* [Dataset extract]
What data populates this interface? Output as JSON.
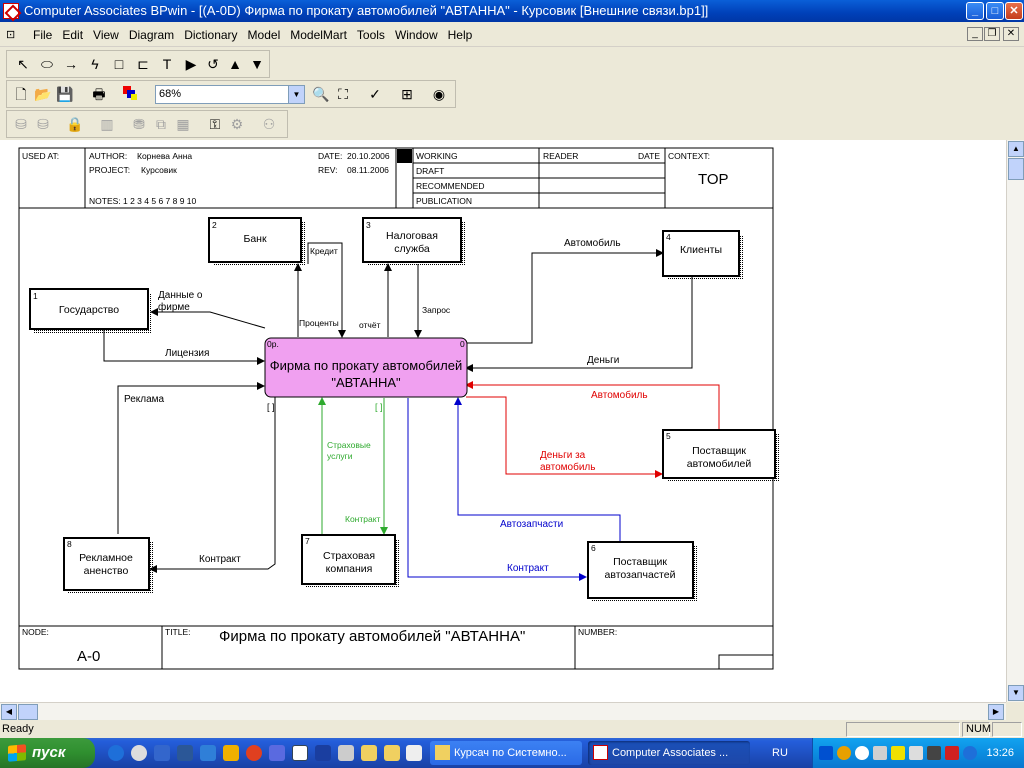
{
  "window": {
    "title": "Computer Associates BPwin - [(A-0D) Фирма по прокату автомобилей \"АВТАННА\" - Курсовик  [Внешние связи.bp1]]",
    "min": "_",
    "max": "□",
    "close": "✕"
  },
  "menu": {
    "items": [
      "File",
      "Edit",
      "View",
      "Diagram",
      "Dictionary",
      "Model",
      "ModelMart",
      "Tools",
      "Window",
      "Help"
    ]
  },
  "mdi": {
    "min": "_",
    "restore": "❐",
    "close": "✕"
  },
  "toolbar1": {
    "tools": [
      {
        "name": "pointer-tool",
        "icon": "↖"
      },
      {
        "name": "ellipse-tool",
        "icon": "⬭"
      },
      {
        "name": "arrow-tool",
        "icon": "→"
      },
      {
        "name": "squiggle-tool",
        "icon": "ϟ"
      },
      {
        "name": "box-tool",
        "icon": "□"
      },
      {
        "name": "data-store-tool",
        "icon": "⊏"
      },
      {
        "name": "text-tool",
        "icon": "T"
      },
      {
        "name": "go-to-child-tool",
        "icon": "▶"
      },
      {
        "name": "go-to-sibling-tool",
        "icon": "↺"
      },
      {
        "name": "go-to-parent-tool",
        "icon": "▲"
      },
      {
        "name": "go-down-tool",
        "icon": "▼"
      }
    ]
  },
  "toolbar2": {
    "zoom_value": "68%",
    "dropdown": "▼"
  },
  "diagram": {
    "header": {
      "used_at": "USED AT:",
      "author_label": "AUTHOR:",
      "author": "Корнева Анна",
      "project_label": "PROJECT:",
      "project": "Курсовик",
      "date_label": "DATE:",
      "date": "20.10.2006",
      "rev_label": "REV:",
      "rev": "08.11.2006",
      "notes": "NOTES:  1  2  3  4  5  6  7  8  9  10",
      "working": "WORKING",
      "draft": "DRAFT",
      "recommended": "RECOMMENDED",
      "publication": "PUBLICATION",
      "reader": "READER",
      "date2": "DATE",
      "context": "CONTEXT:",
      "top": "TOP"
    },
    "footer": {
      "node_label": "NODE:",
      "node": "A-0",
      "title_label": "TITLE:",
      "title": "Фирма по прокату автомобилей \"АВТАННА\"",
      "number_label": "NUMBER:"
    },
    "main_process": {
      "id": "0р.",
      "num": "0",
      "line1": "Фирма по прокату автомобилей",
      "line2": "\"АВТАННА\""
    },
    "entities": {
      "bank": {
        "num": "2",
        "label": "Банк"
      },
      "tax": {
        "num": "3",
        "label1": "Налоговая",
        "label2": "служба"
      },
      "clients": {
        "num": "4",
        "label": "Клиенты"
      },
      "state": {
        "num": "1",
        "label": "Государство"
      },
      "car_supplier": {
        "num": "5",
        "label1": "Поставщик",
        "label2": "автомобилей"
      },
      "parts_supplier": {
        "num": "6",
        "label1": "Поставщик",
        "label2": "автозапчастей"
      },
      "insurance": {
        "num": "7",
        "label1": "Страховая",
        "label2": "компания"
      },
      "ad_agency": {
        "num": "8",
        "label1": "Рекламное",
        "label2": "аненство"
      }
    },
    "arrows": {
      "credit": "Кредит",
      "interest": "Проценты",
      "report": "отчёт",
      "request": "Запрос",
      "car_out": "Автомобиль",
      "money_in": "Деньги",
      "company_data1": "Данные о",
      "company_data2": "фирме",
      "license": "Лицензия",
      "ad": "Реклама",
      "car_in": "Автомобиль",
      "money_for_car1": "Деньги за",
      "money_for_car2": "автомобиль",
      "ins_services1": "Страховые",
      "ins_services2": "услуги",
      "contract_ins": "Контракт",
      "parts": "Автозапчасти",
      "contract_parts": "Контракт",
      "contract_ad": "Контракт",
      "tunnel1": "[ ]",
      "tunnel2": "[ ]"
    },
    "colors": {
      "black": "#000000",
      "red": "#e00000",
      "green": "#2eaa2e",
      "blue": "#0000cc",
      "process_fill": "#f0a0f0"
    }
  },
  "scroll": {
    "up": "▲",
    "down": "▼",
    "left": "◀",
    "right": "▶"
  },
  "status": {
    "text": "Ready",
    "num": "NUM"
  },
  "taskbar": {
    "start": "пуск",
    "tasks": [
      "Курсач по Системно...",
      "Computer Associates ..."
    ],
    "lang": "RU",
    "clock": "13:26"
  }
}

* [Goal of the exercise]
Strip the images and reproduce the remaining records precisely.

* [The result]
What data populates this interface? Output as JSON.
{
  "window": {
    "title": "Computer Associates BPwin - [(A-0D) Фирма по прокату автомобилей \"АВТАННА\" - Курсовик  [Внешние связи.bp1]]",
    "min": "_",
    "max": "□",
    "close": "✕"
  },
  "menu": {
    "items": [
      "File",
      "Edit",
      "View",
      "Diagram",
      "Dictionary",
      "Model",
      "ModelMart",
      "Tools",
      "Window",
      "Help"
    ]
  },
  "mdi": {
    "min": "_",
    "restore": "❐",
    "close": "✕"
  },
  "toolbar1": {
    "tools": [
      {
        "name": "pointer-tool",
        "icon": "↖"
      },
      {
        "name": "ellipse-tool",
        "icon": "⬭"
      },
      {
        "name": "arrow-tool",
        "icon": "→"
      },
      {
        "name": "squiggle-tool",
        "icon": "ϟ"
      },
      {
        "name": "box-tool",
        "icon": "□"
      },
      {
        "name": "data-store-tool",
        "icon": "⊏"
      },
      {
        "name": "text-tool",
        "icon": "T"
      },
      {
        "name": "go-to-child-tool",
        "icon": "▶"
      },
      {
        "name": "go-to-sibling-tool",
        "icon": "↺"
      },
      {
        "name": "go-to-parent-tool",
        "icon": "▲"
      },
      {
        "name": "go-down-tool",
        "icon": "▼"
      }
    ]
  },
  "toolbar2": {
    "zoom_value": "68%",
    "dropdown": "▼"
  },
  "diagram": {
    "header": {
      "used_at": "USED AT:",
      "author_label": "AUTHOR:",
      "author": "Корнева Анна",
      "project_label": "PROJECT:",
      "project": "Курсовик",
      "date_label": "DATE:",
      "date": "20.10.2006",
      "rev_label": "REV:",
      "rev": "08.11.2006",
      "notes": "NOTES:  1  2  3  4  5  6  7  8  9  10",
      "working": "WORKING",
      "draft": "DRAFT",
      "recommended": "RECOMMENDED",
      "publication": "PUBLICATION",
      "reader": "READER",
      "date2": "DATE",
      "context": "CONTEXT:",
      "top": "TOP"
    },
    "footer": {
      "node_label": "NODE:",
      "node": "A-0",
      "title_label": "TITLE:",
      "title": "Фирма по прокату автомобилей \"АВТАННА\"",
      "number_label": "NUMBER:"
    },
    "main_process": {
      "id": "0р.",
      "num": "0",
      "line1": "Фирма по прокату автомобилей",
      "line2": "\"АВТАННА\""
    },
    "entities": {
      "bank": {
        "num": "2",
        "label": "Банк"
      },
      "tax": {
        "num": "3",
        "label1": "Налоговая",
        "label2": "служба"
      },
      "clients": {
        "num": "4",
        "label": "Клиенты"
      },
      "state": {
        "num": "1",
        "label": "Государство"
      },
      "car_supplier": {
        "num": "5",
        "label1": "Поставщик",
        "label2": "автомобилей"
      },
      "parts_supplier": {
        "num": "6",
        "label1": "Поставщик",
        "label2": "автозапчастей"
      },
      "insurance": {
        "num": "7",
        "label1": "Страховая",
        "label2": "компания"
      },
      "ad_agency": {
        "num": "8",
        "label1": "Рекламное",
        "label2": "аненство"
      }
    },
    "arrows": {
      "credit": "Кредит",
      "interest": "Проценты",
      "report": "отчёт",
      "request": "Запрос",
      "car_out": "Автомобиль",
      "money_in": "Деньги",
      "company_data1": "Данные о",
      "company_data2": "фирме",
      "license": "Лицензия",
      "ad": "Реклама",
      "car_in": "Автомобиль",
      "money_for_car1": "Деньги за",
      "money_for_car2": "автомобиль",
      "ins_services1": "Страховые",
      "ins_services2": "услуги",
      "contract_ins": "Контракт",
      "parts": "Автозапчасти",
      "contract_parts": "Контракт",
      "contract_ad": "Контракт",
      "tunnel1": "[ ]",
      "tunnel2": "[ ]"
    },
    "colors": {
      "black": "#000000",
      "red": "#e00000",
      "green": "#2eaa2e",
      "blue": "#0000cc",
      "process_fill": "#f0a0f0"
    }
  },
  "scroll": {
    "up": "▲",
    "down": "▼",
    "left": "◀",
    "right": "▶"
  },
  "status": {
    "text": "Ready",
    "num": "NUM"
  },
  "taskbar": {
    "start": "пуск",
    "tasks": [
      "Курсач по Системно...",
      "Computer Associates ..."
    ],
    "lang": "RU",
    "clock": "13:26"
  }
}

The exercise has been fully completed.